■ EXTRACTED ENTRIES:

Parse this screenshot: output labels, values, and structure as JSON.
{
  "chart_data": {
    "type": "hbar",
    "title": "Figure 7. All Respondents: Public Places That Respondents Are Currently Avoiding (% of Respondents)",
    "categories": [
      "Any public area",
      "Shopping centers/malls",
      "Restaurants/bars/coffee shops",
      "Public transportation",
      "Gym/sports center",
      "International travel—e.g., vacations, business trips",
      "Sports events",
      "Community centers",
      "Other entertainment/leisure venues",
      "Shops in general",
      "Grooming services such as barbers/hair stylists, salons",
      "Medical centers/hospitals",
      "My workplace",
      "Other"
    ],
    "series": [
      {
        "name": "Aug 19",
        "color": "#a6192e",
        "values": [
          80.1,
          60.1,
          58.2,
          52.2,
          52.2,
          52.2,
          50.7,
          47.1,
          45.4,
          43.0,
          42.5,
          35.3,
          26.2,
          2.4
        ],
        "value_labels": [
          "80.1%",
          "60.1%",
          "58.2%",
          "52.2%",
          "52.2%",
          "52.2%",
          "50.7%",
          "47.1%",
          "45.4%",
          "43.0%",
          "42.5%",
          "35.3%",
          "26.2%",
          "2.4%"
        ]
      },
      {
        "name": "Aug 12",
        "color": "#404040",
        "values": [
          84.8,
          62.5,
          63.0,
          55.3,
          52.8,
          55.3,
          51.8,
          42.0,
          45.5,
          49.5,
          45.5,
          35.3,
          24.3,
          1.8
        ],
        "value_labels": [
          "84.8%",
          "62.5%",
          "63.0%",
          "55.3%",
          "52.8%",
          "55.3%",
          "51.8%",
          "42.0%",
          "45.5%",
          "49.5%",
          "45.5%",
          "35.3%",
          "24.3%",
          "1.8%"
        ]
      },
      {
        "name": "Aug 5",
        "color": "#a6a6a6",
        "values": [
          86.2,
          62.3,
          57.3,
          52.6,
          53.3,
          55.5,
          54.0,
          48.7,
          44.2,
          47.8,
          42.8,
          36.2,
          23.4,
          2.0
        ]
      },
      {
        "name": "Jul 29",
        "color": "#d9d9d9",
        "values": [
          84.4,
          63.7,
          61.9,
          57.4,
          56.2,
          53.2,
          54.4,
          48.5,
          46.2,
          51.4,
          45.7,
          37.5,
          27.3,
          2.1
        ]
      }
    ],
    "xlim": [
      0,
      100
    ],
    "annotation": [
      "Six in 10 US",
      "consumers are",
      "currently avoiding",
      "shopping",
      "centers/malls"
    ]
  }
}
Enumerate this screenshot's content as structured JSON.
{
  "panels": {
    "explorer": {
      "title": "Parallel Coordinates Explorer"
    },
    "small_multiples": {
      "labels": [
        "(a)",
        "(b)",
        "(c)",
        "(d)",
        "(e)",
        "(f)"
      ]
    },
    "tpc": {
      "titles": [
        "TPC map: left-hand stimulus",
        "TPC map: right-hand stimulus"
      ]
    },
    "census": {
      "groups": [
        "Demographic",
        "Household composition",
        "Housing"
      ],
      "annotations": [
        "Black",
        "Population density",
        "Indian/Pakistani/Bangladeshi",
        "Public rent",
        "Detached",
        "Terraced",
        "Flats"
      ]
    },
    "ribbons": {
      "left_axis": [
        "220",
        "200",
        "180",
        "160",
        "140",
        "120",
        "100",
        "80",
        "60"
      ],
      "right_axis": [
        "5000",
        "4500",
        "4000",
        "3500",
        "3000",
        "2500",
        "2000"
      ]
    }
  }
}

■ WORK TO COMPLETE: Please retype, exactly as written, every line from the line containing "Enumerate this screenshot's" through the last line of the records above, including both of those lines, and nothing else.

■ OUTPUT FOR THIS TASK:
Enumerate this screenshot's content as structured JSON.
{
  "panels": {
    "explorer": {
      "title": "Parallel Coordinates Explorer"
    },
    "small_multiples": {
      "labels": [
        "(a)",
        "(b)",
        "(c)",
        "(d)",
        "(e)",
        "(f)"
      ]
    },
    "tpc": {
      "titles": [
        "TPC map: left-hand stimulus",
        "TPC map: right-hand stimulus"
      ]
    },
    "census": {
      "groups": [
        "Demographic",
        "Household composition",
        "Housing"
      ],
      "annotations": [
        "Black",
        "Population density",
        "Indian/Pakistani/Bangladeshi",
        "Public rent",
        "Detached",
        "Terraced",
        "Flats"
      ]
    },
    "ribbons": {
      "left_axis": [
        "220",
        "200",
        "180",
        "160",
        "140",
        "120",
        "100",
        "80",
        "60"
      ],
      "right_axis": [
        "5000",
        "4500",
        "4000",
        "3500",
        "3000",
        "2500",
        "2000"
      ]
    }
  }
}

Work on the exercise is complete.